▶ **WHAT THE EXERCISE ASKS**
Transcribe every entry word for word. Skip the pictures.

▶ **GIVEN DATA**

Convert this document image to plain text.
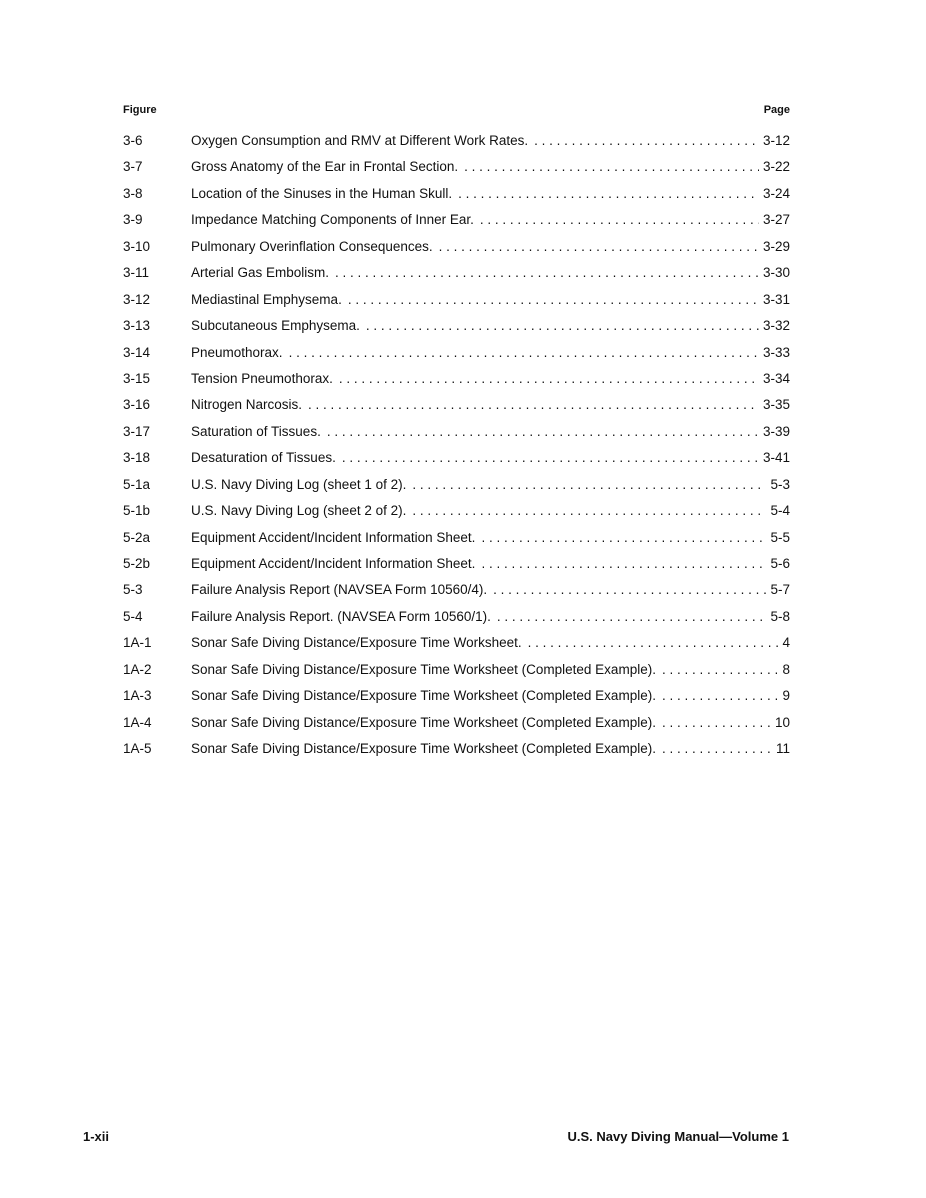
Figure	Page
3-6	Oxygen Consumption and RMV at Different Work Rates. . . .	3-12
3-7	Gross Anatomy of the Ear in Frontal Section. . . .	3-22
3-8	Location of the Sinuses in the Human Skull. . . .	3-24
3-9	Impedance Matching Components of Inner Ear. . . .	3-27
3-10	Pulmonary Overinflation Consequences. . . .	3-29
3-11	Arterial Gas Embolism. . . .	3-30
3-12	Mediastinal Emphysema. . . .	3-31
3-13	Subcutaneous Emphysema. . . .	3-32
3-14	Pneumothorax. . . .	3-33
3-15	Tension Pneumothorax. . . .	3-34
3-16	Nitrogen Narcosis. . . .	3-35
3-17	Saturation of Tissues. . . .	3-39
3-18	Desaturation of Tissues. . . .	3-41
5-1a	U.S. Navy Diving Log (sheet 1 of 2). . . .	5-3
5-1b	U.S. Navy Diving Log (sheet 2 of 2). . . .	5-4
5-2a	Equipment Accident/Incident Information Sheet. . . .	5-5
5-2b	Equipment Accident/Incident Information Sheet. . . .	5-6
5-3	Failure Analysis Report (NAVSEA Form 10560/4). . . .	5-7
5-4	Failure Analysis Report. (NAVSEA Form 10560/1). . . .	5-8
1A-1	Sonar Safe Diving Distance/Exposure Time Worksheet. . . .	4
1A-2	Sonar Safe Diving Distance/Exposure Time Worksheet (Completed Example). . . .	8
1A-3	Sonar Safe Diving Distance/Exposure Time Worksheet (Completed Example). . . .	9
1A-4	Sonar Safe Diving Distance/Exposure Time Worksheet (Completed Example). . . .	10
1A-5	Sonar Safe Diving Distance/Exposure Time Worksheet (Completed Example). . . .	11
1-xii	U.S. Navy Diving Manual—Volume 1
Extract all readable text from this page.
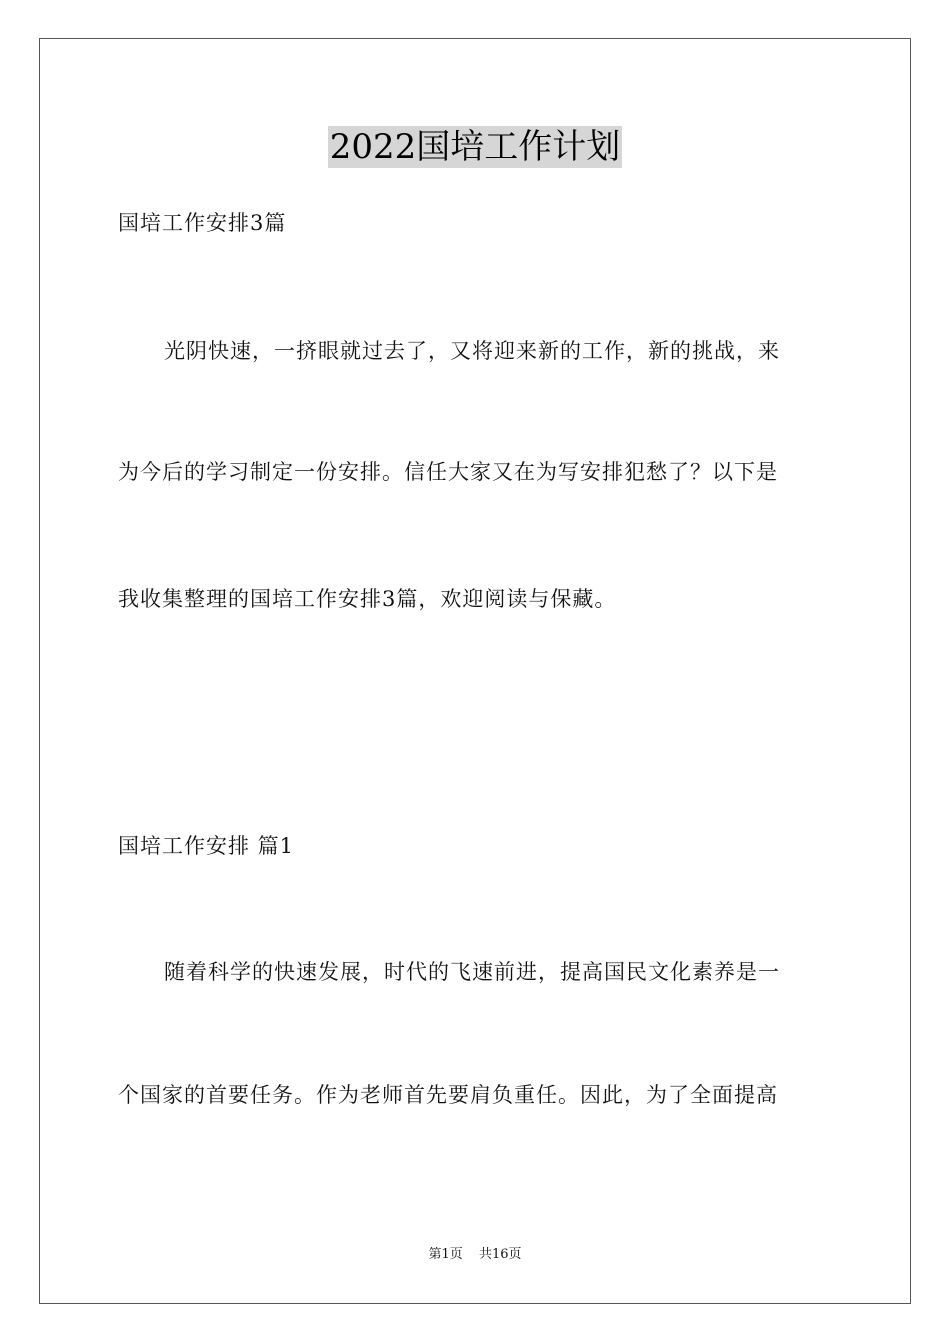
2022国培工作计划
国培工作安排3篇
光阴快速，一挤眼就过去了，又将迎来新的工作，新的挑战，来
为今后的学习制定一份安排。信任大家又在为写安排犯愁了？以下是
我收集整理的国培工作安排3篇，欢迎阅读与保藏。
国培工作安排 篇1
随着科学的快速发展，时代的飞速前进，提高国民文化素养是一
个国家的首要任务。作为老师首先要肩负重任。因此，为了全面提高
第1页 共16页
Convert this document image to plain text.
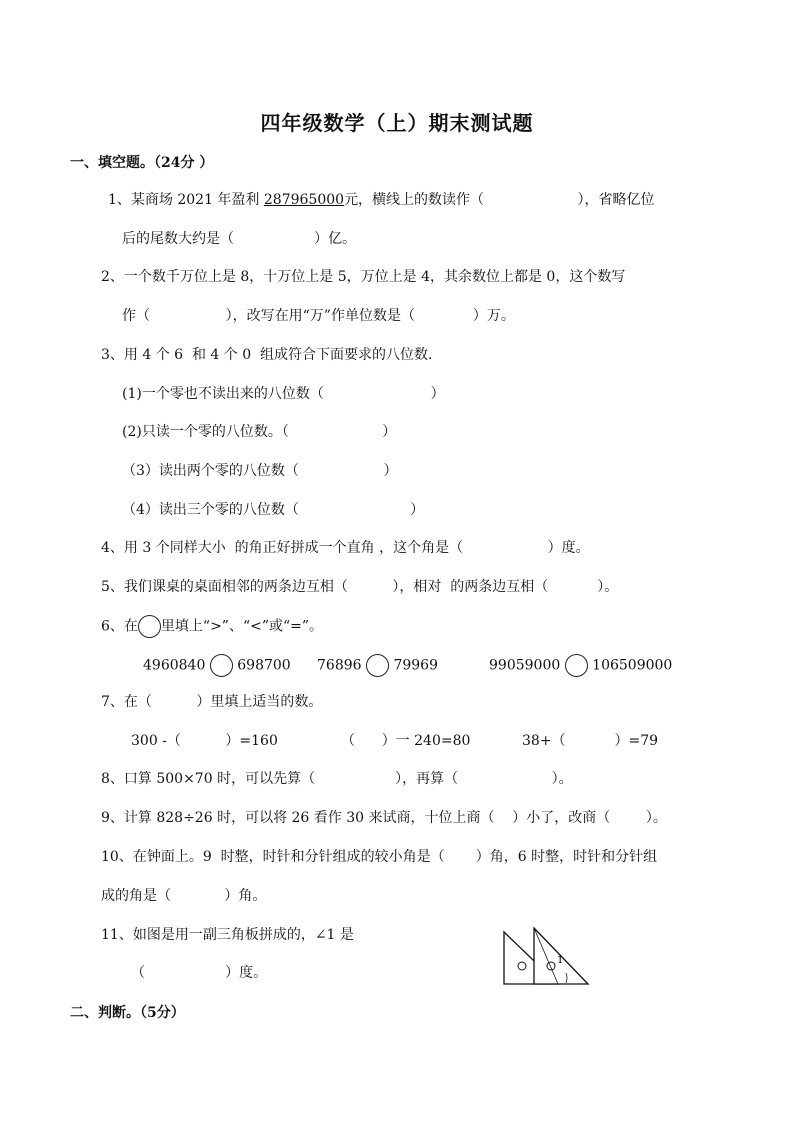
四年级数学（上）期末测试题
一、填空题。（24分 ）
1、某商场 2021 年盈利 287965000元，横线上的数读作（                     ），省略亿位
后的尾数大约是（                  ）亿。
2、一个数千万位上是 8，十万位上是 5，万位上是 4，其余数位上都是 0，这个数写
作（                 ），改写在用“万”作单位数是（             ）万。
3、用 4 个 6  和 4 个 0  组成符合下面要求的八位数.
(1)一个零也不读出来的八位数（                        ）
(2)只读一个零的八位数。（                     ）
（3）读出两个零的八位数（                   ）
（4）读出三个零的八位数（                         ）
4、用 3 个同样大小  的角正好拼成一个直角 ，这个角是（                   ）度。
5、我们课桌的桌面相邻的两条边互相（          ），相对  的两条边互相（           ）。
6、在 里填上“>”、“<”或“=”。
4960840 698700 76896 79969	99059000 106509000
7、在（          ）里填上适当的数。
300 -（          ）=160	（      ）一 240=80	38+（           ）=79
8、口算 500×70 时，可以先算（                  ），再算（                     ）。
9、计算 828÷26 时，可以将 26 看作 30 来试商，十位上商（    ）小了，改商（        ）。
10、在钟面上。9  时整，时针和分针组成的较小角是（       ）角，6 时整，时针和分针组
成的角是（            ）角。
11、如图是用一副三角板拼成的，∠1 是
（                  ）度。
1
二、判断。（5分）
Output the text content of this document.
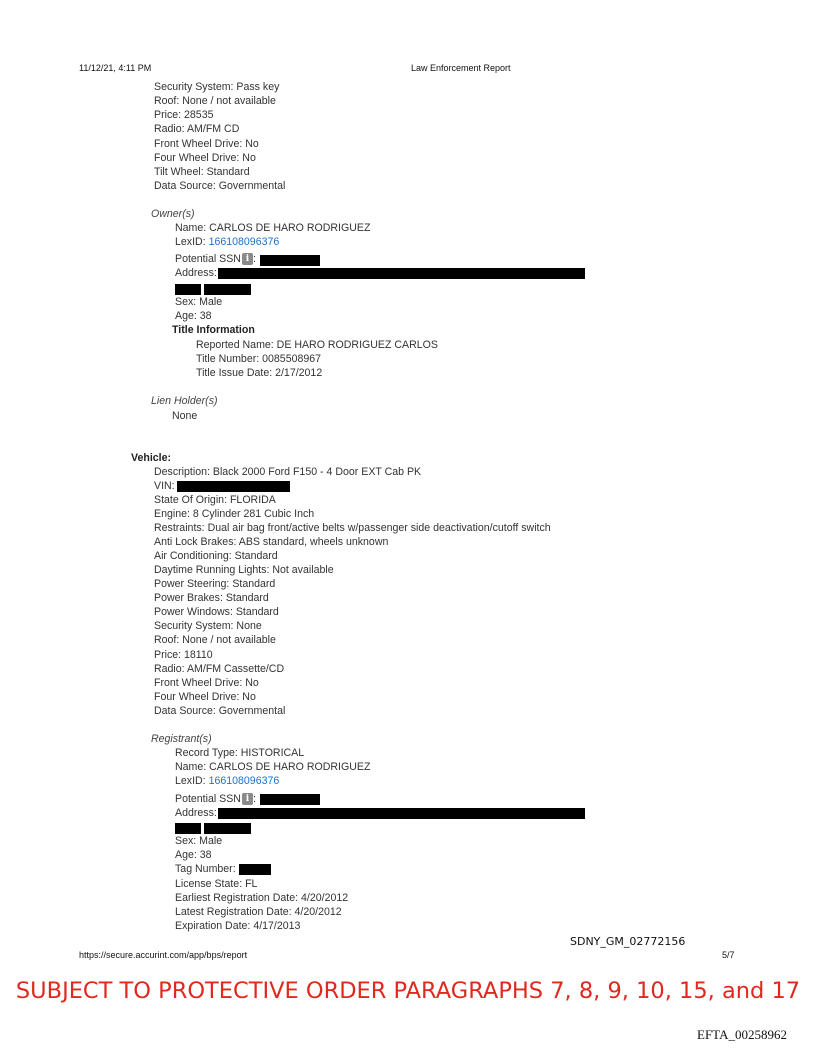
11/12/21, 4:11 PM	Law Enforcement Report
Security System: Pass key
Roof: None / not available
Price: 28535
Radio: AM/FM CD
Front Wheel Drive: No
Four Wheel Drive: No
Tilt Wheel: Standard
Data Source: Governmental
Owner(s)
Name: CARLOS DE HARO RODRIGUEZ
LexID: 166108096376
Potential SSN i :
Address:
Sex: Male
Age: 38
Title Information
Reported Name: DE HARO RODRIGUEZ CARLOS
Title Number: 0085508967
Title Issue Date: 2/17/2012
Lien Holder(s)
None
Vehicle:
Description: Black 2000 Ford F150 - 4 Door EXT Cab PK
VIN:
State Of Origin: FLORIDA
Engine: 8 Cylinder 281 Cubic Inch
Restraints: Dual air bag front/active belts w/passenger side deactivation/cutoff switch
Anti Lock Brakes: ABS standard, wheels unknown
Air Conditioning: Standard
Daytime Running Lights: Not available
Power Steering: Standard
Power Brakes: Standard
Power Windows: Standard
Security System: None
Roof: None / not available
Price: 18110
Radio: AM/FM Cassette/CD
Front Wheel Drive: No
Four Wheel Drive: No
Data Source: Governmental
Registrant(s)
Record Type: HISTORICAL
Name: CARLOS DE HARO RODRIGUEZ
LexID: 166108096376
Potential SSN i :
Address:
Sex: Male
Age: 38
Tag Number:
License State: FL
Earliest Registration Date: 4/20/2012
Latest Registration Date: 4/20/2012
Expiration Date: 4/17/2013
SDNY_GM_02772156
https://secure.accurint.com/app/bps/report	5/7
SUBJECT TO PROTECTIVE ORDER PARAGRAPHS 7, 8, 9, 10, 15, and 17
EFTA_00258962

▶ **EXERCISE ANSWER**
Convert this document image to plain text.
Figure	Page
3-6	Oxygen Consumption and RMV at Different Work Rates. . . .	3-12
3-7	Gross Anatomy of the Ear in Frontal Section. . . .	3-22
3-8	Location of the Sinuses in the Human Skull. . . .	3-24
3-9	Impedance Matching Components of Inner Ear. . . .	3-27
3-10	Pulmonary Overinflation Consequences. . . .	3-29
3-11	Arterial Gas Embolism. . . .	3-30
3-12	Mediastinal Emphysema. . . .	3-31
3-13	Subcutaneous Emphysema. . . .	3-32
3-14	Pneumothorax. . . .	3-33
3-15	Tension Pneumothorax. . . .	3-34
3-16	Nitrogen Narcosis. . . .	3-35
3-17	Saturation of Tissues. . . .	3-39
3-18	Desaturation of Tissues. . . .	3-41
5-1a	U.S. Navy Diving Log (sheet 1 of 2). . . .	5-3
5-1b	U.S. Navy Diving Log (sheet 2 of 2). . . .	5-4
5-2a	Equipment Accident/Incident Information Sheet. . . .	5-5
5-2b	Equipment Accident/Incident Information Sheet. . . .	5-6
5-3	Failure Analysis Report (NAVSEA Form 10560/4). . . .	5-7
5-4	Failure Analysis Report. (NAVSEA Form 10560/1). . . .	5-8
1A-1	Sonar Safe Diving Distance/Exposure Time Worksheet. . . .	4
1A-2	Sonar Safe Diving Distance/Exposure Time Worksheet (Completed Example). . . .	8
1A-3	Sonar Safe Diving Distance/Exposure Time Worksheet (Completed Example). . . .	9
1A-4	Sonar Safe Diving Distance/Exposure Time Worksheet (Completed Example). . . .	10
1A-5	Sonar Safe Diving Distance/Exposure Time Worksheet (Completed Example). . . .	11
1-xii	U.S. Navy Diving Manual—Volume 1
Extract all readable text from this page.
2022国培工作计划
国培工作安排3篇
光阴快速，一挤眼就过去了，又将迎来新的工作，新的挑战，来
为今后的学习制定一份安排。信任大家又在为写安排犯愁了？以下是
我收集整理的国培工作安排3篇，欢迎阅读与保藏。
国培工作安排 篇1
随着科学的快速发展，时代的飞速前进，提高国民文化素养是一
个国家的首要任务。作为老师首先要肩负重任。因此，为了全面提高
第1页 共16页
Convert this document image to plain text.
四年级数学（上）期末测试题
一、填空题。（24分 ）
1、某商场 2021 年盈利 287965000元，横线上的数读作（                     ），省略亿位
后的尾数大约是（                  ）亿。
2、一个数千万位上是 8，十万位上是 5，万位上是 4，其余数位上都是 0，这个数写
作（                 ），改写在用“万”作单位数是（             ）万。
3、用 4 个 6  和 4 个 0  组成符合下面要求的八位数.
(1)一个零也不读出来的八位数（                        ）
(2)只读一个零的八位数。（                     ）
（3）读出两个零的八位数（                   ）
（4）读出三个零的八位数（                         ）
4、用 3 个同样大小  的角正好拼成一个直角 ，这个角是（                   ）度。
5、我们课桌的桌面相邻的两条边互相（          ），相对  的两条边互相（           ）。
6、在 里填上“>”、“<”或“=”。
4960840 698700 76896 79969	99059000 106509000
7、在（          ）里填上适当的数。
300 -（          ）=160	（      ）一 240=80	38+（           ）=79
8、口算 500×70 时，可以先算（                  ），再算（                     ）。
9、计算 828÷26 时，可以将 26 看作 30 来试商，十位上商（    ）小了，改商（        ）。
10、在钟面上。9  时整，时针和分针组成的较小角是（       ）角，6 时整，时针和分针组
成的角是（            ）角。
11、如图是用一副三角板拼成的，∠1 是
（                  ）度。
1
二、判断。（5分）
Output the text content of this document.
11/12/21, 4:11 PM	Law Enforcement Report
Security System: Pass key
Roof: None / not available
Price: 28535
Radio: AM/FM CD
Front Wheel Drive: No
Four Wheel Drive: No
Tilt Wheel: Standard
Data Source: Governmental
Owner(s)
Name: CARLOS DE HARO RODRIGUEZ
LexID: 166108096376
Potential SSN i :
Address:
Sex: Male
Age: 38
Title Information
Reported Name: DE HARO RODRIGUEZ CARLOS
Title Number: 0085508967
Title Issue Date: 2/17/2012
Lien Holder(s)
None
Vehicle:
Description: Black 2000 Ford F150 - 4 Door EXT Cab PK
VIN:
State Of Origin: FLORIDA
Engine: 8 Cylinder 281 Cubic Inch
Restraints: Dual air bag front/active belts w/passenger side deactivation/cutoff switch
Anti Lock Brakes: ABS standard, wheels unknown
Air Conditioning: Standard
Daytime Running Lights: Not available
Power Steering: Standard
Power Brakes: Standard
Power Windows: Standard
Security System: None
Roof: None / not available
Price: 18110
Radio: AM/FM Cassette/CD
Front Wheel Drive: No
Four Wheel Drive: No
Data Source: Governmental
Registrant(s)
Record Type: HISTORICAL
Name: CARLOS DE HARO RODRIGUEZ
LexID: 166108096376
Potential SSN i :
Address:
Sex: Male
Age: 38
Tag Number:
License State: FL
Earliest Registration Date: 4/20/2012
Latest Registration Date: 4/20/2012
Expiration Date: 4/17/2013
SDNY_GM_02772156
https://secure.accurint.com/app/bps/report	5/7
SUBJECT TO PROTECTIVE ORDER PARAGRAPHS 7, 8, 9, 10, 15, and 17
EFTA_00258962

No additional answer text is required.